• _PROBLEM TO WORK ON_:
Reproduce each line of the material exactly, minus any picture.

• _STORED RECORDS_:
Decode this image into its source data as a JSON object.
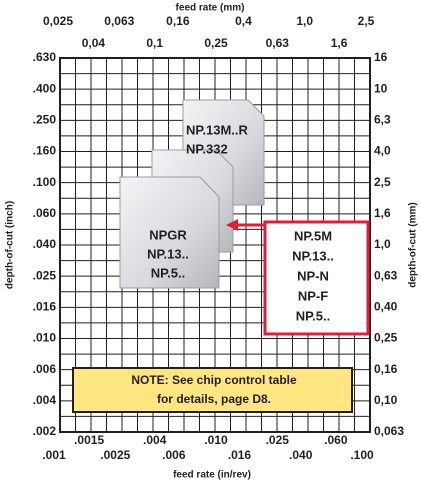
{
  "axes": {
    "top_title": "feed rate (mm)",
    "top_ticks_row1": [
      "0,025",
      "0,063",
      "0,16",
      "0,4",
      "1,0",
      "2,5"
    ],
    "top_ticks_row2": [
      "0,04",
      "0,1",
      "0,25",
      "0,63",
      "1,6"
    ],
    "bottom_ticks_row1": [
      ".0015",
      ".004",
      ".010",
      ".025",
      ".060"
    ],
    "bottom_ticks_row2": [
      ".001",
      ".0025",
      ".006",
      ".016",
      ".040",
      ".100"
    ],
    "bottom_title": "feed rate (in/rev)",
    "left_title": "depth-of-cut (inch)",
    "left_ticks": [
      ".630",
      ".400",
      ".250",
      ".160",
      ".100",
      ".060",
      ".040",
      ".025",
      ".016",
      ".010",
      ".006",
      ".004",
      ".002"
    ],
    "right_title": "depth-of-cut (mm)",
    "right_ticks": [
      "16",
      "10",
      "6,3",
      "4,0",
      "2,5",
      "1,6",
      "1,0",
      "0,63",
      "0,40",
      "0,25",
      "0,16",
      "0,10",
      "0,063"
    ]
  },
  "inserts": [
    {
      "lines": [
        "NP.13M..R",
        "NP.332"
      ]
    },
    {
      "lines": [
        "NPGR",
        "NP.13..",
        "NP.5.."
      ]
    }
  ],
  "callout": {
    "lines": [
      "NP.5M",
      "NP.13..",
      "NP-N",
      "NP-F",
      "NP.5.."
    ]
  },
  "note": {
    "lines": [
      "NOTE: See chip control table",
      "for details, page D8."
    ]
  }
}
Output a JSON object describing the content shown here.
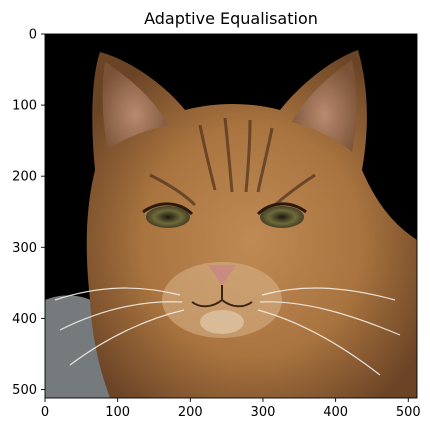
{
  "chart_data": {
    "type": "image",
    "title": "Adaptive Equalisation",
    "xlabel": "",
    "ylabel": "",
    "xlim": [
      0,
      512
    ],
    "ylim": [
      512,
      0
    ],
    "x_ticks": [
      0,
      100,
      200,
      300,
      400,
      500
    ],
    "y_ticks": [
      0,
      100,
      200,
      300,
      400,
      500
    ],
    "grid": false,
    "image_content": "tabby cat face portrait on black background",
    "colors": {
      "background": "#000000",
      "fur_base": "#a9743f",
      "fur_dark": "#5a3a1f",
      "fur_light": "#d8b48a",
      "nose": "#c98a80",
      "eye": "#6f6a3a"
    }
  }
}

• _RESPONSE BELOW_:
Decode this image into its source data as a JSON object.
{
  "axes": {
    "top_title": "feed rate (mm)",
    "top_ticks_row1": [
      "0,025",
      "0,063",
      "0,16",
      "0,4",
      "1,0",
      "2,5"
    ],
    "top_ticks_row2": [
      "0,04",
      "0,1",
      "0,25",
      "0,63",
      "1,6"
    ],
    "bottom_ticks_row1": [
      ".0015",
      ".004",
      ".010",
      ".025",
      ".060"
    ],
    "bottom_ticks_row2": [
      ".001",
      ".0025",
      ".006",
      ".016",
      ".040",
      ".100"
    ],
    "bottom_title": "feed rate (in/rev)",
    "left_title": "depth-of-cut (inch)",
    "left_ticks": [
      ".630",
      ".400",
      ".250",
      ".160",
      ".100",
      ".060",
      ".040",
      ".025",
      ".016",
      ".010",
      ".006",
      ".004",
      ".002"
    ],
    "right_title": "depth-of-cut (mm)",
    "right_ticks": [
      "16",
      "10",
      "6,3",
      "4,0",
      "2,5",
      "1,6",
      "1,0",
      "0,63",
      "0,40",
      "0,25",
      "0,16",
      "0,10",
      "0,063"
    ]
  },
  "inserts": [
    {
      "lines": [
        "NP.13M..R",
        "NP.332"
      ]
    },
    {
      "lines": [
        "NPGR",
        "NP.13..",
        "NP.5.."
      ]
    }
  ],
  "callout": {
    "lines": [
      "NP.5M",
      "NP.13..",
      "NP-N",
      "NP-F",
      "NP.5.."
    ]
  },
  "note": {
    "lines": [
      "NOTE: See chip control table",
      "for details, page D8."
    ]
  }
}
Output a JSON object describing the content shown here.
{
  "chart_data": {
    "type": "image",
    "title": "Adaptive Equalisation",
    "xlabel": "",
    "ylabel": "",
    "xlim": [
      0,
      512
    ],
    "ylim": [
      512,
      0
    ],
    "x_ticks": [
      0,
      100,
      200,
      300,
      400,
      500
    ],
    "y_ticks": [
      0,
      100,
      200,
      300,
      400,
      500
    ],
    "grid": false,
    "image_content": "tabby cat face portrait on black background",
    "colors": {
      "background": "#000000",
      "fur_base": "#a9743f",
      "fur_dark": "#5a3a1f",
      "fur_light": "#d8b48a",
      "nose": "#c98a80",
      "eye": "#6f6a3a"
    }
  }
}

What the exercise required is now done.